Reproduce every line of the following material word for word, omitting the pictures.

Page element annotations:
┄┄┄┄┄┄┄┄┄┄
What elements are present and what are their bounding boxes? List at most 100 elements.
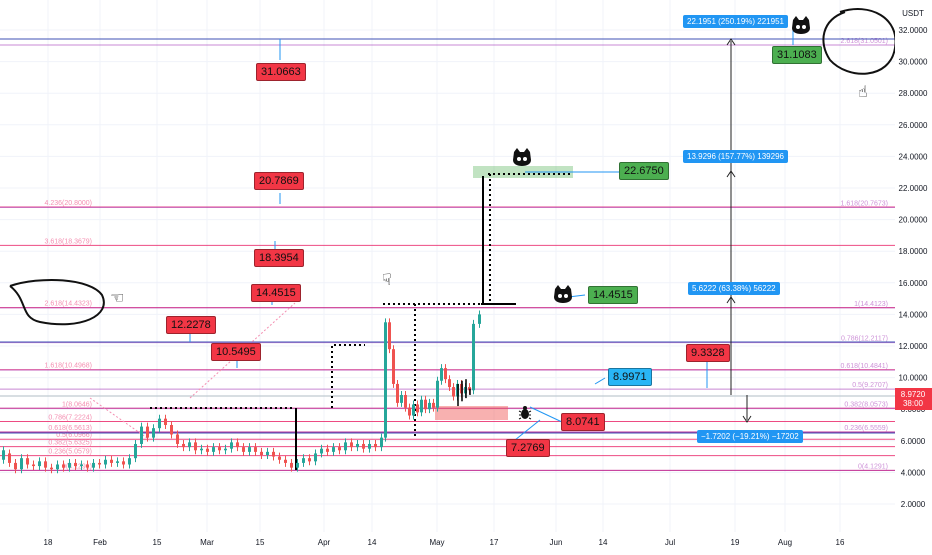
candle-body [20,458,23,470]
candle-body [74,462,77,467]
measure-label[interactable]: 5.6222 (63.38%) 56222 [688,282,780,295]
price-label-red[interactable]: 8.0741 [561,413,605,431]
candle-body [32,464,35,467]
candle-body [396,383,399,403]
candle-body [248,447,251,452]
cat-icon[interactable] [791,16,811,36]
time-tick: Aug [778,538,792,547]
price-label-red[interactable]: 10.5495 [211,343,261,361]
stop-zone[interactable] [435,406,508,420]
fibonacci-extensions: 4.236(20.8000) 3.618(18.3679) 2.618(14.432… [0,38,895,471]
bug-icon[interactable] [518,405,534,421]
price-label-green[interactable]: 14.4515 [588,286,638,304]
candle-body [314,453,317,462]
price-label-red[interactable]: 18.3954 [254,249,304,267]
highlight-circle-left[interactable] [9,278,105,326]
fib-right-label: 0.382(8.0573) [844,401,888,408]
candle-body [200,448,203,451]
time-tick: Mar [200,538,214,547]
candle-body [56,464,59,470]
currency-label: USDT [902,9,924,18]
candle-body [452,387,455,397]
candle-body [38,461,41,467]
candle-body [206,448,209,452]
drawn-lines [0,38,895,434]
price-label-red[interactable]: 12.2278 [166,316,216,334]
price-tick: 14.0000 [899,310,928,319]
fib-left-label: 0.618(6.5613) [48,425,92,432]
cat-icon[interactable] [553,285,573,305]
price-label-red[interactable]: 20.7869 [254,172,304,190]
fib-left-label: 0.382(5.6325) [48,440,92,447]
fib-right-label: 0.236(6.5559) [844,425,888,432]
price-tick: 30.0000 [899,58,928,67]
candle-body [170,425,173,435]
candle-body [428,402,431,410]
price-tick: 18.0000 [899,247,928,256]
candle-body [296,462,299,468]
price-label-red[interactable]: 31.0663 [256,63,306,81]
candle-body [400,394,403,403]
candle-body [338,447,341,451]
time-tick: 19 [731,538,740,547]
candle-body [278,456,281,460]
price-axis[interactable]: USDT [895,0,932,550]
bar-countdown: 38:00 [903,399,924,408]
fib-left-label: 0(4.1291) [62,463,92,470]
time-tick: 17 [490,538,499,547]
candle-body [432,402,435,408]
price-tick: 6.0000 [901,437,926,446]
pointing-hand-icon[interactable]: ☝ [858,82,868,101]
price-label-green[interactable]: 22.6750 [619,162,669,180]
time-axis[interactable]: 18 Feb 15 Mar 15 Apr 14 May 17 Jun 14 Jul 19 Aug 16 [0,532,895,550]
candle-body [26,458,29,465]
candle-body [420,399,423,413]
candle-body [44,461,47,468]
pointing-hand-icon[interactable]: ☟ [382,270,392,289]
candle-body [140,426,143,444]
time-tick: Feb [93,538,107,547]
candle-body [14,462,17,470]
pointing-hand-icon[interactable]: ☜ [110,288,125,307]
candle-body [164,418,167,425]
highlight-circle-right[interactable] [822,8,897,75]
fib-left-label: 0.5(6.0966) [56,432,92,439]
candle-body [408,407,411,416]
candle-body [152,428,155,438]
price-label-green[interactable]: 31.1083 [772,46,822,64]
price-label-blue[interactable]: 8.9971 [608,368,652,386]
candle-body [158,418,161,429]
last-price-text: 8.9720 [901,390,926,399]
candle-body [448,379,451,388]
measure-label[interactable]: −1.7202 (−19.21%) −17202 [697,430,803,443]
fib-left-label: 0.786(7.2224) [48,415,92,422]
candle-body [380,437,383,448]
price-label-red[interactable]: 14.4515 [251,284,301,302]
candle-body [92,462,95,468]
candle-body [176,434,179,444]
candle-body [194,442,197,451]
candle-body [362,443,365,449]
measure-label[interactable]: 22.1951 (250.19%) 221951 [683,15,788,28]
time-tick: 14 [368,538,377,547]
measure-label[interactable]: 13.9296 (157.77%) 139296 [683,150,788,163]
candle-body [284,459,287,463]
solid-structure [295,176,516,470]
price-range-measures[interactable] [726,38,752,423]
price-label-red[interactable]: 7.2769 [506,439,550,457]
price-tick: 12.0000 [899,342,928,351]
price-tick: 16.0000 [899,279,928,288]
fib-left-label: 4.236(20.8000) [45,200,92,207]
candle-body [308,458,311,462]
candle-body [254,447,257,452]
candle-body [350,442,353,448]
candle-body [392,349,395,384]
time-tick: 15 [153,538,162,547]
price-tick: 26.0000 [899,121,928,130]
candle-body [266,451,269,456]
fib-left-label: 0.236(5.0579) [48,449,92,456]
price-label-red[interactable]: 9.3328 [686,344,730,362]
cat-icon[interactable] [512,148,532,168]
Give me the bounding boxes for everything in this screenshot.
┄┄┄┄┄┄┄┄┄┄
**THE REPLY:**
What elements are present and what are their bounding boxes? List at most 100 elements.
candle-body [20,458,23,470]
candle-body [74,462,77,467]
measure-label[interactable]: 5.6222 (63.38%) 56222 [688,282,780,295]
price-label-red[interactable]: 8.0741 [561,413,605,431]
candle-body [32,464,35,467]
candle-body [396,383,399,403]
candle-body [248,447,251,452]
cat-icon[interactable] [791,16,811,36]
time-tick: Aug [778,538,792,547]
price-label-red[interactable]: 10.5495 [211,343,261,361]
stop-zone[interactable] [435,406,508,420]
fibonacci-extensions: 4.236(20.8000) 3.618(18.3679) 2.618(14.432… [0,38,895,471]
bug-icon[interactable] [518,405,534,421]
price-label-green[interactable]: 14.4515 [588,286,638,304]
candle-body [314,453,317,462]
price-label-red[interactable]: 18.3954 [254,249,304,267]
highlight-circle-left[interactable] [9,278,105,326]
fib-right-label: 0.382(8.0573) [844,401,888,408]
candle-body [200,448,203,451]
time-tick: Mar [200,538,214,547]
candle-body [56,464,59,470]
currency-label: USDT [902,9,924,18]
candle-body [452,387,455,397]
candle-body [38,461,41,467]
candle-body [206,448,209,452]
drawn-lines [0,38,895,434]
price-label-red[interactable]: 12.2278 [166,316,216,334]
price-tick: 14.0000 [899,310,928,319]
fib-left-label: 0.618(6.5613) [48,425,92,432]
cat-icon[interactable] [553,285,573,305]
price-label-red[interactable]: 20.7869 [254,172,304,190]
fib-left-label: 0.382(5.6325) [48,440,92,447]
fib-right-label: 0.236(6.5559) [844,425,888,432]
price-tick: 30.0000 [899,58,928,67]
candle-body [170,425,173,435]
candle-body [428,402,431,410]
price-tick: 18.0000 [899,247,928,256]
candle-body [296,462,299,468]
price-label-red[interactable]: 31.0663 [256,63,306,81]
candle-body [400,394,403,403]
candle-body [338,447,341,451]
time-tick: 19 [731,538,740,547]
candle-body [278,456,281,460]
price-axis[interactable]: USDT [895,0,932,550]
bar-countdown: 38:00 [903,399,924,408]
fib-left-label: 0(4.1291) [62,463,92,470]
time-tick: 17 [490,538,499,547]
candle-body [432,402,435,408]
price-tick: 6.0000 [901,437,926,446]
pointing-hand-icon[interactable]: ☝ [858,82,868,101]
price-label-green[interactable]: 22.6750 [619,162,669,180]
time-axis[interactable]: 18 Feb 15 Mar 15 Apr 14 May 17 Jun 14 Jul 19 Aug 16 [0,532,895,550]
candle-body [26,458,29,465]
candle-body [420,399,423,413]
candle-body [44,461,47,468]
pointing-hand-icon[interactable]: ☟ [382,270,392,289]
candle-body [140,426,143,444]
time-tick: Feb [93,538,107,547]
candle-body [14,462,17,470]
pointing-hand-icon[interactable]: ☜ [110,288,125,307]
candle-body [164,418,167,425]
highlight-circle-right[interactable] [822,8,897,75]
fib-left-label: 0.5(6.0966) [56,432,92,439]
candle-body [408,407,411,416]
candle-body [152,428,155,438]
price-label-green[interactable]: 31.1083 [772,46,822,64]
price-label-blue[interactable]: 8.9971 [608,368,652,386]
candle-body [158,418,161,429]
last-price-text: 8.9720 [901,390,926,399]
candle-body [448,379,451,388]
measure-label[interactable]: −1.7202 (−19.21%) −17202 [697,430,803,443]
fib-left-label: 0.786(7.2224) [48,415,92,422]
candle-body [380,437,383,448]
price-label-red[interactable]: 14.4515 [251,284,301,302]
candle-body [92,462,95,468]
candle-body [176,434,179,444]
candle-body [194,442,197,451]
candle-body [362,443,365,449]
measure-label[interactable]: 22.1951 (250.19%) 221951 [683,15,788,28]
time-tick: 14 [368,538,377,547]
measure-label[interactable]: 13.9296 (157.77%) 139296 [683,150,788,163]
candle-body [284,459,287,463]
solid-structure [295,176,516,470]
price-range-measures[interactable] [726,38,752,423]
price-label-red[interactable]: 7.2769 [506,439,550,457]
price-tick: 12.0000 [899,342,928,351]
price-tick: 16.0000 [899,279,928,288]
fib-left-label: 4.236(20.8000) [45,200,92,207]
candle-body [308,458,311,462]
candle-body [254,447,257,452]
candle-body [350,442,353,448]
candle-body [392,349,395,384]
time-tick: 15 [153,538,162,547]
price-tick: 26.0000 [899,121,928,130]
candle-body [266,451,269,456]
fib-left-label: 0.236(5.0579) [48,449,92,456]
price-label-red[interactable]: 9.3328 [686,344,730,362]
cat-icon[interactable] [512,148,532,168]
Give me the bounding boxes for everything in this screenshot.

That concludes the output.